▶ [Task directions] Pull every line holding the string "size" from the records below.

Entries provided below:

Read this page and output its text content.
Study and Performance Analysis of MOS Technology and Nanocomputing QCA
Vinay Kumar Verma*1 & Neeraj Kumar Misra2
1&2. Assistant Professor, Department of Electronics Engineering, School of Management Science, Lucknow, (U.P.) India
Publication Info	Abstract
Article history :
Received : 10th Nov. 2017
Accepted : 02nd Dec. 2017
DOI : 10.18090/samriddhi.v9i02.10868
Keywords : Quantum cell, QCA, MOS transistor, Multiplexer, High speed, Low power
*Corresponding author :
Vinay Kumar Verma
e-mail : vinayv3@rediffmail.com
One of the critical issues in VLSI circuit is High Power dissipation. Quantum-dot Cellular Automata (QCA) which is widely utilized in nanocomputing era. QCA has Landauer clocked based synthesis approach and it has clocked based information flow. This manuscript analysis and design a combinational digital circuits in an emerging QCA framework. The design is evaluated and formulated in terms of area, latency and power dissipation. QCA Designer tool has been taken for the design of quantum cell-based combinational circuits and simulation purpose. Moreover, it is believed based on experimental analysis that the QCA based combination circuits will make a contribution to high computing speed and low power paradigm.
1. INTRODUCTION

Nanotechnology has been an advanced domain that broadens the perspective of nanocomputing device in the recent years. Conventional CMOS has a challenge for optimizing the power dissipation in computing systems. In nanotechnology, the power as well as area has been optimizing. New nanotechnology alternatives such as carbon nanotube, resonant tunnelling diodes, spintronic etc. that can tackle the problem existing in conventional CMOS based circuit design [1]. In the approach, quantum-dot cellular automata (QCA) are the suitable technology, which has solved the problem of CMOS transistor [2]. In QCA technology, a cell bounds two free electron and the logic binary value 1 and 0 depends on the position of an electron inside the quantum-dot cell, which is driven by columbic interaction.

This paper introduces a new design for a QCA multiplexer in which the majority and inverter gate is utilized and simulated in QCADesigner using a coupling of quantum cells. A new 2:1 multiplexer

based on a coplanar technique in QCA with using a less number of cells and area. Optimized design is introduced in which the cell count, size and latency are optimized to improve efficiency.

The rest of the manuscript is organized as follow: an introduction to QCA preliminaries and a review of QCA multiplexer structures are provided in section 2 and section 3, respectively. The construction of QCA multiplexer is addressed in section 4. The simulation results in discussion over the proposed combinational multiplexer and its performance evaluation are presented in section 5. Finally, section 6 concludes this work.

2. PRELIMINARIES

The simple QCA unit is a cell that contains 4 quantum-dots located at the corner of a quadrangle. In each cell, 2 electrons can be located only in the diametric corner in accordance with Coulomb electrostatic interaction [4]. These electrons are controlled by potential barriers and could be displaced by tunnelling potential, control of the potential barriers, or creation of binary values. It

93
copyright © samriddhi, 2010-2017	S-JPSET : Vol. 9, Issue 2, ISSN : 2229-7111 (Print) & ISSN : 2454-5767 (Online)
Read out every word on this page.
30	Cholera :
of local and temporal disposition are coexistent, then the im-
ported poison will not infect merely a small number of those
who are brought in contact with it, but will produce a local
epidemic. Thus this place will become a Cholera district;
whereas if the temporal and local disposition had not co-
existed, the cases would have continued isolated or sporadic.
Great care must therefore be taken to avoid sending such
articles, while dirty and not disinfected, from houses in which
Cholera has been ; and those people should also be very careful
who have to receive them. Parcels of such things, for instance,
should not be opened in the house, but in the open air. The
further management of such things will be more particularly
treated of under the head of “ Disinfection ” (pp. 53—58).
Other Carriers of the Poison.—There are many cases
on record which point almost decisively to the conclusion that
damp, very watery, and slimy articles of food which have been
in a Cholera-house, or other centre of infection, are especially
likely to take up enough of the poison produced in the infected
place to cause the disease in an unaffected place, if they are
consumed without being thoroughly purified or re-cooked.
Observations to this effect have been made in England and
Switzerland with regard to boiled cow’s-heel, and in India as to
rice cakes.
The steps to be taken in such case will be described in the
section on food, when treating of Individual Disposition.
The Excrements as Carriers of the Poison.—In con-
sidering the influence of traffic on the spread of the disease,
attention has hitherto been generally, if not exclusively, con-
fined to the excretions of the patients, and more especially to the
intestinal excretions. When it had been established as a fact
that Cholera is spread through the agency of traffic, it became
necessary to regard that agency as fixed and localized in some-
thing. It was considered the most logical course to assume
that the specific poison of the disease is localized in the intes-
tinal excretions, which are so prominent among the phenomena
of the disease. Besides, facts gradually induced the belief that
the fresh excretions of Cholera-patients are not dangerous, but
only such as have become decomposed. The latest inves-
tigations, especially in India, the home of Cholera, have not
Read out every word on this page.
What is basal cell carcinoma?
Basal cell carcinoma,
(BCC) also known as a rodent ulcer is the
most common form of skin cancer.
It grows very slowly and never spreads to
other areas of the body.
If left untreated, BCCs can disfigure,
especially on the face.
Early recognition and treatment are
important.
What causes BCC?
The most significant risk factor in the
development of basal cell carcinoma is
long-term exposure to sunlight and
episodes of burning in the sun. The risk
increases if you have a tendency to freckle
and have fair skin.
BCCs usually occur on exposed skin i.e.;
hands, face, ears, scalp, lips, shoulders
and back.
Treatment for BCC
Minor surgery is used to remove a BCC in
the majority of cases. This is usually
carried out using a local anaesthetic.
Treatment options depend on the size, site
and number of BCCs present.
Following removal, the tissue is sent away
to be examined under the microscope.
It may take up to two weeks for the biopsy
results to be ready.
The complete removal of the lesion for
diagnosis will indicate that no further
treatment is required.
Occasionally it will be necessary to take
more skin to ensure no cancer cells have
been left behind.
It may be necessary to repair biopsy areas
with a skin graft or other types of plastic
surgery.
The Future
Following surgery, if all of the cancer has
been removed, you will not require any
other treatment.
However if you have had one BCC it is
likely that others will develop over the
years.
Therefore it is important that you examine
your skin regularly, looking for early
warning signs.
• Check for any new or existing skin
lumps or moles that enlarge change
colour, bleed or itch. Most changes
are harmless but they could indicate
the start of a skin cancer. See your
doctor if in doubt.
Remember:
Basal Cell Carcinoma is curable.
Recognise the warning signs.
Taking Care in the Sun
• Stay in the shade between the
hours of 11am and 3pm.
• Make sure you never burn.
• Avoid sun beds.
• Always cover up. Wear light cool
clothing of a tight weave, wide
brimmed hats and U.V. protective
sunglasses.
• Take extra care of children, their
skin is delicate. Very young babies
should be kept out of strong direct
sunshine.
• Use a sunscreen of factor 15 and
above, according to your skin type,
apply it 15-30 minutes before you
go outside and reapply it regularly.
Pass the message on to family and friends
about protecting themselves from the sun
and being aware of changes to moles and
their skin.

End of Entries provided.

▶ [Written answer]
based on a coplanar technique in QCA with using a less number of cells and area. Optimized design is introduced in which the cell count, size and latency are optimized to improve efficiency.
Treatment options depend on the size, site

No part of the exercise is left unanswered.